Problem details –
Write out the data again in full, exactly as it reads.

==*==

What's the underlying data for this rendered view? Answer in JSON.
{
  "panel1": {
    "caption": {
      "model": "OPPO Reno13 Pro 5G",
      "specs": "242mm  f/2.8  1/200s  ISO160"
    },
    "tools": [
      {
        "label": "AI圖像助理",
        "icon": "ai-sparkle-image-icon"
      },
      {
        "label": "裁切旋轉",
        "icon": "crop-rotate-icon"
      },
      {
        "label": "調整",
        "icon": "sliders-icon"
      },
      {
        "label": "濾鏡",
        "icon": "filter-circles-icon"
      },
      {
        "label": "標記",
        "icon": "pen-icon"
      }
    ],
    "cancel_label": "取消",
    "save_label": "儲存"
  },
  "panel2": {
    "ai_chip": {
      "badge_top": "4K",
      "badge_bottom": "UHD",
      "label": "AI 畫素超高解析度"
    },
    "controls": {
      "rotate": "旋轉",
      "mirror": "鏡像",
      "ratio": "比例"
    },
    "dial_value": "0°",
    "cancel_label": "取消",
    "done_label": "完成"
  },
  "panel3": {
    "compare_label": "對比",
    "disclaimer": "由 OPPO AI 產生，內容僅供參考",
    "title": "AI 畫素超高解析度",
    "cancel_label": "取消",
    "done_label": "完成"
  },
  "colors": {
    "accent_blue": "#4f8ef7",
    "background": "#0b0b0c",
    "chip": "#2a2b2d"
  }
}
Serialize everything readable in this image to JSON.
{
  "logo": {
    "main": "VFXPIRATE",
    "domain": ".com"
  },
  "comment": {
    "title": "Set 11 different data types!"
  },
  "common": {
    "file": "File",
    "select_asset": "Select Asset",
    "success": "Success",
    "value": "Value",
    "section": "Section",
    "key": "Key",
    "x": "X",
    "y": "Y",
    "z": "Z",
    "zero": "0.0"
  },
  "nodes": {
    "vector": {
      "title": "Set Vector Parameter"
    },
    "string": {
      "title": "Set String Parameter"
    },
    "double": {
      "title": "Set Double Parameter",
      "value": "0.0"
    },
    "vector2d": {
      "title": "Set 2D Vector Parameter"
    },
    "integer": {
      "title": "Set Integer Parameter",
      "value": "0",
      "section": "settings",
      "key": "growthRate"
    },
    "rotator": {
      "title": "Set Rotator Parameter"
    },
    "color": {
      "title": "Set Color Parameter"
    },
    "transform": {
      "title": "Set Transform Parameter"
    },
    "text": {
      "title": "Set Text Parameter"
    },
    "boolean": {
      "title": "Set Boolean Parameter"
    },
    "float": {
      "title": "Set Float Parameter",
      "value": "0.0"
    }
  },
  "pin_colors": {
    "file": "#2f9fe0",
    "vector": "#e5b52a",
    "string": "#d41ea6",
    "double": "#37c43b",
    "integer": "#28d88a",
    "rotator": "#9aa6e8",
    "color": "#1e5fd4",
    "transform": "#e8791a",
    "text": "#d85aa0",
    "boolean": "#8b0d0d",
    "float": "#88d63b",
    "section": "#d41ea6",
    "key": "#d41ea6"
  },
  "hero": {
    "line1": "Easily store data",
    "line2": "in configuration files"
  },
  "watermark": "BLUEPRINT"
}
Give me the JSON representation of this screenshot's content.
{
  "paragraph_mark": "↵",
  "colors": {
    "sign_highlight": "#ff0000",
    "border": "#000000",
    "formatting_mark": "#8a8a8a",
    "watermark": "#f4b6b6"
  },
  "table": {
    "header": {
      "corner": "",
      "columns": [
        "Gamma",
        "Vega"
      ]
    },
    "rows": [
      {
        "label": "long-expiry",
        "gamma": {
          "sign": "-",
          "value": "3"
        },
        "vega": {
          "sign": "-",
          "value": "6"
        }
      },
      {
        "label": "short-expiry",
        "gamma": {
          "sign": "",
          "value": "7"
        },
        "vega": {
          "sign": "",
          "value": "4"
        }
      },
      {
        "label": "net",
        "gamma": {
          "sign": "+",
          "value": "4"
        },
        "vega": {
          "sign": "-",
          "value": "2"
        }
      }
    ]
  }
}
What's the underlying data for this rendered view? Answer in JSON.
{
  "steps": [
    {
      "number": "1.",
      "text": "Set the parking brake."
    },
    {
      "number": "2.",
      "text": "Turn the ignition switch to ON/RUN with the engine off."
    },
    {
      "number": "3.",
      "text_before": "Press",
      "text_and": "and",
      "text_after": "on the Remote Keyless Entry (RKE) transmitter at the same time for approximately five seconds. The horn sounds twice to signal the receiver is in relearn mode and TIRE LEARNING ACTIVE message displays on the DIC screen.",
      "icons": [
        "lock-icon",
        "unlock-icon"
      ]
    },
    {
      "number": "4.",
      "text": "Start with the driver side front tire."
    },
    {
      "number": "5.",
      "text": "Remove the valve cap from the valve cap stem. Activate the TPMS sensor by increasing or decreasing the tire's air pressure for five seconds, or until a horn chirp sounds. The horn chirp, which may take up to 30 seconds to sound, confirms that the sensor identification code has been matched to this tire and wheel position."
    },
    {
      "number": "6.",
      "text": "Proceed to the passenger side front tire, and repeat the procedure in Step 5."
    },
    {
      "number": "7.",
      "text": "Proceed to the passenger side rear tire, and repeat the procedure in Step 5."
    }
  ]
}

==*==

Result of the task –
What's the underlying data for this rendered view? Answer in JSON.
{
  "panel1": {
    "caption": {
      "model": "OPPO Reno13 Pro 5G",
      "specs": "242mm  f/2.8  1/200s  ISO160"
    },
    "tools": [
      {
        "label": "AI圖像助理",
        "icon": "ai-sparkle-image-icon"
      },
      {
        "label": "裁切旋轉",
        "icon": "crop-rotate-icon"
      },
      {
        "label": "調整",
        "icon": "sliders-icon"
      },
      {
        "label": "濾鏡",
        "icon": "filter-circles-icon"
      },
      {
        "label": "標記",
        "icon": "pen-icon"
      }
    ],
    "cancel_label": "取消",
    "save_label": "儲存"
  },
  "panel2": {
    "ai_chip": {
      "badge_top": "4K",
      "badge_bottom": "UHD",
      "label": "AI 畫素超高解析度"
    },
    "controls": {
      "rotate": "旋轉",
      "mirror": "鏡像",
      "ratio": "比例"
    },
    "dial_value": "0°",
    "cancel_label": "取消",
    "done_label": "完成"
  },
  "panel3": {
    "compare_label": "對比",
    "disclaimer": "由 OPPO AI 產生，內容僅供參考",
    "title": "AI 畫素超高解析度",
    "cancel_label": "取消",
    "done_label": "完成"
  },
  "colors": {
    "accent_blue": "#4f8ef7",
    "background": "#0b0b0c",
    "chip": "#2a2b2d"
  }
}
Serialize everything readable in this image to JSON.
{
  "logo": {
    "main": "VFXPIRATE",
    "domain": ".com"
  },
  "comment": {
    "title": "Set 11 different data types!"
  },
  "common": {
    "file": "File",
    "select_asset": "Select Asset",
    "success": "Success",
    "value": "Value",
    "section": "Section",
    "key": "Key",
    "x": "X",
    "y": "Y",
    "z": "Z",
    "zero": "0.0"
  },
  "nodes": {
    "vector": {
      "title": "Set Vector Parameter"
    },
    "string": {
      "title": "Set String Parameter"
    },
    "double": {
      "title": "Set Double Parameter",
      "value": "0.0"
    },
    "vector2d": {
      "title": "Set 2D Vector Parameter"
    },
    "integer": {
      "title": "Set Integer Parameter",
      "value": "0",
      "section": "settings",
      "key": "growthRate"
    },
    "rotator": {
      "title": "Set Rotator Parameter"
    },
    "color": {
      "title": "Set Color Parameter"
    },
    "transform": {
      "title": "Set Transform Parameter"
    },
    "text": {
      "title": "Set Text Parameter"
    },
    "boolean": {
      "title": "Set Boolean Parameter"
    },
    "float": {
      "title": "Set Float Parameter",
      "value": "0.0"
    }
  },
  "pin_colors": {
    "file": "#2f9fe0",
    "vector": "#e5b52a",
    "string": "#d41ea6",
    "double": "#37c43b",
    "integer": "#28d88a",
    "rotator": "#9aa6e8",
    "color": "#1e5fd4",
    "transform": "#e8791a",
    "text": "#d85aa0",
    "boolean": "#8b0d0d",
    "float": "#88d63b",
    "section": "#d41ea6",
    "key": "#d41ea6"
  },
  "hero": {
    "line1": "Easily store data",
    "line2": "in configuration files"
  },
  "watermark": "BLUEPRINT"
}
Give me the JSON representation of this screenshot's content.
{
  "paragraph_mark": "↵",
  "colors": {
    "sign_highlight": "#ff0000",
    "border": "#000000",
    "formatting_mark": "#8a8a8a",
    "watermark": "#f4b6b6"
  },
  "table": {
    "header": {
      "corner": "",
      "columns": [
        "Gamma",
        "Vega"
      ]
    },
    "rows": [
      {
        "label": "long-expiry",
        "gamma": {
          "sign": "-",
          "value": "3"
        },
        "vega": {
          "sign": "-",
          "value": "6"
        }
      },
      {
        "label": "short-expiry",
        "gamma": {
          "sign": "",
          "value": "7"
        },
        "vega": {
          "sign": "",
          "value": "4"
        }
      },
      {
        "label": "net",
        "gamma": {
          "sign": "+",
          "value": "4"
        },
        "vega": {
          "sign": "-",
          "value": "2"
        }
      }
    ]
  }
}
What's the underlying data for this rendered view? Answer in JSON.
{
  "steps": [
    {
      "number": "1.",
      "text": "Set the parking brake."
    },
    {
      "number": "2.",
      "text": "Turn the ignition switch to ON/RUN with the engine off."
    },
    {
      "number": "3.",
      "text_before": "Press",
      "text_and": "and",
      "text_after": "on the Remote Keyless Entry (RKE) transmitter at the same time for approximately five seconds. The horn sounds twice to signal the receiver is in relearn mode and TIRE LEARNING ACTIVE message displays on the DIC screen.",
      "icons": [
        "lock-icon",
        "unlock-icon"
      ]
    },
    {
      "number": "4.",
      "text": "Start with the driver side front tire."
    },
    {
      "number": "5.",
      "text": "Remove the valve cap from the valve cap stem. Activate the TPMS sensor by increasing or decreasing the tire's air pressure for five seconds, or until a horn chirp sounds. The horn chirp, which may take up to 30 seconds to sound, confirms that the sensor identification code has been matched to this tire and wheel position."
    },
    {
      "number": "6.",
      "text": "Proceed to the passenger side front tire, and repeat the procedure in Step 5."
    },
    {
      "number": "7.",
      "text": "Proceed to the passenger side rear tire, and repeat the procedure in Step 5."
    }
  ]
}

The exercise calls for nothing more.